Start of Records shown

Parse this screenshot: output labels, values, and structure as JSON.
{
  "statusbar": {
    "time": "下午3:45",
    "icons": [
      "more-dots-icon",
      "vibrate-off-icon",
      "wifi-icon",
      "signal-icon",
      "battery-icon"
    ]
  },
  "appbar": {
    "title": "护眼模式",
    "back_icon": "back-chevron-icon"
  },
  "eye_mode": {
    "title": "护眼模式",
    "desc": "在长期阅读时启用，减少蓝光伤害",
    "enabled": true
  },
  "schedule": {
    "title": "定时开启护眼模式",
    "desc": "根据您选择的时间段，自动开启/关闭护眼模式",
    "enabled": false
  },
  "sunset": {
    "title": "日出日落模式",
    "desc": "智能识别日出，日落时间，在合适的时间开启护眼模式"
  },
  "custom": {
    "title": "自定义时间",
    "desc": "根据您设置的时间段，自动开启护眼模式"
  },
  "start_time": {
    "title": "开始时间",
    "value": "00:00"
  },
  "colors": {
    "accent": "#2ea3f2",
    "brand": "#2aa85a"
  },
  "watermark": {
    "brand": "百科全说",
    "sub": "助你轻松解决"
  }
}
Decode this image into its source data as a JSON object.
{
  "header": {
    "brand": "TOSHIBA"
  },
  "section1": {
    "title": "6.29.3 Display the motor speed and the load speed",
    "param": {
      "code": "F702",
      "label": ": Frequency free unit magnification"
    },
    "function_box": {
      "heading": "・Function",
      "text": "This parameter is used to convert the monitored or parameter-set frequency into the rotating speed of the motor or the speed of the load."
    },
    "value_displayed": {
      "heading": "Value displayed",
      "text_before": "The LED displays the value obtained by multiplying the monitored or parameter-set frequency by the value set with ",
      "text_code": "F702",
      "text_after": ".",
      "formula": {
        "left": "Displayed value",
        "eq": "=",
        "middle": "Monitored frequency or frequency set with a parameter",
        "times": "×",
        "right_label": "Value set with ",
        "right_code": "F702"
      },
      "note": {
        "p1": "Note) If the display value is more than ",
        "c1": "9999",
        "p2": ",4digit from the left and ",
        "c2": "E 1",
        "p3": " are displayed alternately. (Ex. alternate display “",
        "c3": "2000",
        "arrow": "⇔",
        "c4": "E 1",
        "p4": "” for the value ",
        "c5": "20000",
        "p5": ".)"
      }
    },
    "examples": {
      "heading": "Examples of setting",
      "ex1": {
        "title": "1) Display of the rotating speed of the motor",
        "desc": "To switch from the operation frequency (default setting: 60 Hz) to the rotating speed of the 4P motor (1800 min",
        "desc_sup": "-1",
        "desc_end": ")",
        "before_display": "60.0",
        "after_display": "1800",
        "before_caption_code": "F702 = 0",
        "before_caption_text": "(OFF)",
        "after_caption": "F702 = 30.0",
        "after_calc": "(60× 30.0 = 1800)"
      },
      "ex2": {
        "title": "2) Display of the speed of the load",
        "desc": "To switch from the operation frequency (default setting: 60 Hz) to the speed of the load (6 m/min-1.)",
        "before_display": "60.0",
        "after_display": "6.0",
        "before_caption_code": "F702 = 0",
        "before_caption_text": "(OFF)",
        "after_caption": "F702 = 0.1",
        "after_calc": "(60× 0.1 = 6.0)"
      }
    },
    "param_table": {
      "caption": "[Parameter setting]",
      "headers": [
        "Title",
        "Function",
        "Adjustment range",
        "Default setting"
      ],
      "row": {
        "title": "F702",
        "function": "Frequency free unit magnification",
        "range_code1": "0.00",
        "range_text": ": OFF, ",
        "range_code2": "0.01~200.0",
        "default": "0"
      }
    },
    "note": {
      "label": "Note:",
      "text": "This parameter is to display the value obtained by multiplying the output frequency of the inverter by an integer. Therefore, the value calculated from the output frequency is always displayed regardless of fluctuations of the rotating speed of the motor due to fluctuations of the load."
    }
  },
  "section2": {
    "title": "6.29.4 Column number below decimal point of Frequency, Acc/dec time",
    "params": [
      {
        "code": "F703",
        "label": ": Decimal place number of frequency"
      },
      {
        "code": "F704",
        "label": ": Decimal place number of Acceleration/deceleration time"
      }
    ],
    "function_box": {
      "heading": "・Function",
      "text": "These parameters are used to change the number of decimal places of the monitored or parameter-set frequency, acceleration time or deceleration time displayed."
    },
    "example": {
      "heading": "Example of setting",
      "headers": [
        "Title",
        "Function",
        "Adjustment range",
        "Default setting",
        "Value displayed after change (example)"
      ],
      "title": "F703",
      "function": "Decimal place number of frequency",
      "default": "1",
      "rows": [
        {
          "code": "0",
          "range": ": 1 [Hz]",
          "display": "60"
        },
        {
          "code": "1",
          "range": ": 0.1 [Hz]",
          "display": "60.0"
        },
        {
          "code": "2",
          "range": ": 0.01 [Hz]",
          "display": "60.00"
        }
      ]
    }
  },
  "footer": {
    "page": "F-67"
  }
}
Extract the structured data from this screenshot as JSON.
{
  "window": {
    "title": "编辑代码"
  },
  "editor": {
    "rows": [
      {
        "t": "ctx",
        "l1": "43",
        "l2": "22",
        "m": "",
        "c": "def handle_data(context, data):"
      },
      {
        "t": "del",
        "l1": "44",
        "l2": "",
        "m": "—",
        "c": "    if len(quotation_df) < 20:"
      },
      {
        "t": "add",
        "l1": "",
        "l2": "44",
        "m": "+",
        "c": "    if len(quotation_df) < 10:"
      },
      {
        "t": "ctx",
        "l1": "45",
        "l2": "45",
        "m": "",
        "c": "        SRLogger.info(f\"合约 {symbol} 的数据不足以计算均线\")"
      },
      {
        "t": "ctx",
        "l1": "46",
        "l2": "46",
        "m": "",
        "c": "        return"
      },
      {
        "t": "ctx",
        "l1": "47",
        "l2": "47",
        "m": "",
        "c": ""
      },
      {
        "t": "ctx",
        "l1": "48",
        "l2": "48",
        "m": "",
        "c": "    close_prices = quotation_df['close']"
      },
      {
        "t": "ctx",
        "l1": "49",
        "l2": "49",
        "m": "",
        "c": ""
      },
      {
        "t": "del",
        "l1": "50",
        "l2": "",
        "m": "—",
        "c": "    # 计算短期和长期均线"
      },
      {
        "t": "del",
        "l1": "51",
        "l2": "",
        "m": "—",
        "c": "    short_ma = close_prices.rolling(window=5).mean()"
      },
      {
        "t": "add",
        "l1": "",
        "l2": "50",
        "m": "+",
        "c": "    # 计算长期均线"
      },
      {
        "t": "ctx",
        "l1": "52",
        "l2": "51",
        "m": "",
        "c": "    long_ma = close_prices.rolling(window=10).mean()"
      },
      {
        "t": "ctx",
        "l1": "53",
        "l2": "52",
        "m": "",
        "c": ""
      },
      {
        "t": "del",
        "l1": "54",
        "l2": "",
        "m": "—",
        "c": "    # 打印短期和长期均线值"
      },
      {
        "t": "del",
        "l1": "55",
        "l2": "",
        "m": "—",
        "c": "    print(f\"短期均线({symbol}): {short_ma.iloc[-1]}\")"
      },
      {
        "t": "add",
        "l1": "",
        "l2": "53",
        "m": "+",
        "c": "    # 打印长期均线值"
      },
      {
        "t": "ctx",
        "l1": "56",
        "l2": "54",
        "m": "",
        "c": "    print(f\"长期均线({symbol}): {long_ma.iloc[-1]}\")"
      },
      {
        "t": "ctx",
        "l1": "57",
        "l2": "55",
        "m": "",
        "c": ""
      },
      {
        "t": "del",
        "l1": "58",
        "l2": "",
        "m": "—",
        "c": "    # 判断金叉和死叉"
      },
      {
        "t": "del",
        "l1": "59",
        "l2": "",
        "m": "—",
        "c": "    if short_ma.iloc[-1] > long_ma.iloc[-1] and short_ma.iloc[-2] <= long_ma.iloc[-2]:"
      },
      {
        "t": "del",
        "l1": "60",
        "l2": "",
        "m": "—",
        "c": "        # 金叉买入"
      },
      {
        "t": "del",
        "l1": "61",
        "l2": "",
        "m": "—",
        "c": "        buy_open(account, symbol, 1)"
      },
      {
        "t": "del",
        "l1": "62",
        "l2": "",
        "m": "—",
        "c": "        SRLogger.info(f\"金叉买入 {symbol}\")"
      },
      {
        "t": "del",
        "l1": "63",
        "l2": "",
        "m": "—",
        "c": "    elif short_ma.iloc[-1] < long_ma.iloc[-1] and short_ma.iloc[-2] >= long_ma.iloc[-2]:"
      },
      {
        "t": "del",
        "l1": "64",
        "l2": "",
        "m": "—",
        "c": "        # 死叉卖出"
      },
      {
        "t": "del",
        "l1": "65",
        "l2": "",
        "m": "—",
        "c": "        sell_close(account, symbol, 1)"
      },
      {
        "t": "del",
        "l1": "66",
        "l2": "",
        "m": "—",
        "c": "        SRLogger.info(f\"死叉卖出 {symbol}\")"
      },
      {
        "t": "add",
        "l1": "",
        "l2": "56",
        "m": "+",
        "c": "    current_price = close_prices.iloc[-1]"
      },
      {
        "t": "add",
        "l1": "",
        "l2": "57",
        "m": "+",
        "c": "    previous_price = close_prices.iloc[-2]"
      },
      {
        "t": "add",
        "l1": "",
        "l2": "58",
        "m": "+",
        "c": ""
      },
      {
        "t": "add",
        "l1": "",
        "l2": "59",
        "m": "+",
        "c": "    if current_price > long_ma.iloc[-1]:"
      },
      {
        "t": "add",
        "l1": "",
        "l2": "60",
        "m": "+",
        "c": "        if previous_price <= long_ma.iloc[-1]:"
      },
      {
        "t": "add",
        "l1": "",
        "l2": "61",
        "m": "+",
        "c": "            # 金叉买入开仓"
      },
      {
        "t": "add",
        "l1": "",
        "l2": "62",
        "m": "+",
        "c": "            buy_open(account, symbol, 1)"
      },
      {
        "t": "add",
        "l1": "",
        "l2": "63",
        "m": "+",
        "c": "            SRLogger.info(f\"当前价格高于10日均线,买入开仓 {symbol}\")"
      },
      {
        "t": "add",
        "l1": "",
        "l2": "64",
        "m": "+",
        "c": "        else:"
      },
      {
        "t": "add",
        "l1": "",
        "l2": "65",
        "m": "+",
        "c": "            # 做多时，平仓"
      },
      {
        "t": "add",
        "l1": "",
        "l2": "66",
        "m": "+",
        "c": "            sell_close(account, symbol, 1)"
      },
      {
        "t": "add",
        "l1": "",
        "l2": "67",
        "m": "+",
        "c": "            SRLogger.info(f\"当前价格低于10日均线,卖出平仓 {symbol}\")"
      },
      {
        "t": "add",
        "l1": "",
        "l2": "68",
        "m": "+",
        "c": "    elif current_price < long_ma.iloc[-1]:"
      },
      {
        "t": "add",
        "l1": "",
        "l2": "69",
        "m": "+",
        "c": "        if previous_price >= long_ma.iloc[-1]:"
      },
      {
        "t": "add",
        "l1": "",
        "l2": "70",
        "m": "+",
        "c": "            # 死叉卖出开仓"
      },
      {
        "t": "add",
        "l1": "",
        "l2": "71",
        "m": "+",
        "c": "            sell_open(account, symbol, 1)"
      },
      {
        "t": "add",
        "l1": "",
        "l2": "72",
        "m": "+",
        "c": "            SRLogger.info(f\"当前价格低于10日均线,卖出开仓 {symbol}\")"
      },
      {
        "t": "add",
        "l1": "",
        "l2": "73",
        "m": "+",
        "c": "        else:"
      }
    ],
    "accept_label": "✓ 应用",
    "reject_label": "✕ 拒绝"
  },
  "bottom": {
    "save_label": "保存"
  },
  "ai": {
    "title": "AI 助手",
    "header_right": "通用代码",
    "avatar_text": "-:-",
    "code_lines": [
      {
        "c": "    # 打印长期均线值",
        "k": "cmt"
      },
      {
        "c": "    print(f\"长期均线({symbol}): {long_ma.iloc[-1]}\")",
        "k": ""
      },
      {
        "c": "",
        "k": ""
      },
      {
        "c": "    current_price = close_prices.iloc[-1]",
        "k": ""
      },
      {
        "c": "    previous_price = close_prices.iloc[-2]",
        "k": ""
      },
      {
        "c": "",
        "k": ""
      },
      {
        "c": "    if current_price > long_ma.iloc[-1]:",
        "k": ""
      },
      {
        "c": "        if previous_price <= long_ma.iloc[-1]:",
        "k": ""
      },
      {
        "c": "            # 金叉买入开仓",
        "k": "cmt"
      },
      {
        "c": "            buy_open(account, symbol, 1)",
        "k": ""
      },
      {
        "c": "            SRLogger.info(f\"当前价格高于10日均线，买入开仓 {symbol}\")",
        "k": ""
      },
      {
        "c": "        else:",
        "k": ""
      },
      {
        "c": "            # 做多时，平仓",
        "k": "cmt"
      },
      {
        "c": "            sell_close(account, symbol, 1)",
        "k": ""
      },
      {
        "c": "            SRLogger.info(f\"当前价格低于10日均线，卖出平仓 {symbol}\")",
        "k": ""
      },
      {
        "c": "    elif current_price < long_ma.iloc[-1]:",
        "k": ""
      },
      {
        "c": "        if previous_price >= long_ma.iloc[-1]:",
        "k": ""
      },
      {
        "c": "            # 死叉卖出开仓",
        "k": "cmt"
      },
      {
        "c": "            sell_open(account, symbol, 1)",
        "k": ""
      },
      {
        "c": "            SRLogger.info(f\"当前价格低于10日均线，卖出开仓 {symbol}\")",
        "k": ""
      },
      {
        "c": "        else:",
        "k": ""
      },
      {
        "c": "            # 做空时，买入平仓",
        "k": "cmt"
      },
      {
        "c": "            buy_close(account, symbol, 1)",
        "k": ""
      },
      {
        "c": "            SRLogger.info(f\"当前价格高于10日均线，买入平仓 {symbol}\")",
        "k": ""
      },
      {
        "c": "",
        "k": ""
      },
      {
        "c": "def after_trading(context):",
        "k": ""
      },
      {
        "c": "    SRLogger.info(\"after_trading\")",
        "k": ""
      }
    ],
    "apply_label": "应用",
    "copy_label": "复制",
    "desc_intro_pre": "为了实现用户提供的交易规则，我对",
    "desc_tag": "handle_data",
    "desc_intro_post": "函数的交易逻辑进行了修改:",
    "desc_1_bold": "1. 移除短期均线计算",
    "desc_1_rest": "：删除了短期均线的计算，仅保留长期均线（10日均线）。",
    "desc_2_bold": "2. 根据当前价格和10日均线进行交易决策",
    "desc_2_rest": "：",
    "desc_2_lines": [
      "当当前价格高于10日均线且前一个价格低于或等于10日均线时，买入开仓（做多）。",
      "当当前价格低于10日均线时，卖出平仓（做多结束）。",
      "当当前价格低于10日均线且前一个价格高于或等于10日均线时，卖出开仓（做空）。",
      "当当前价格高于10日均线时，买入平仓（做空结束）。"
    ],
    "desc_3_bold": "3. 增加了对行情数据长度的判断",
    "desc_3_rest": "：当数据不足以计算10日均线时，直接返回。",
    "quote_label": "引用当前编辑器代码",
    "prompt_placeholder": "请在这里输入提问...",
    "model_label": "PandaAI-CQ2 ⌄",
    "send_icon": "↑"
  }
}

End of Records shown

_Exercise instructions:_
Within the data above, pick out all lines holding the word "operation".

_Problem solution:_
        "desc": "To switch from the operation frequency (default setting: 60 Hz) to the rotating speed of the 4P motor (1800 min",
        "desc": "To switch from the operation frequency (default setting: 60 Hz) to the speed of the load (6 m/min-1.)",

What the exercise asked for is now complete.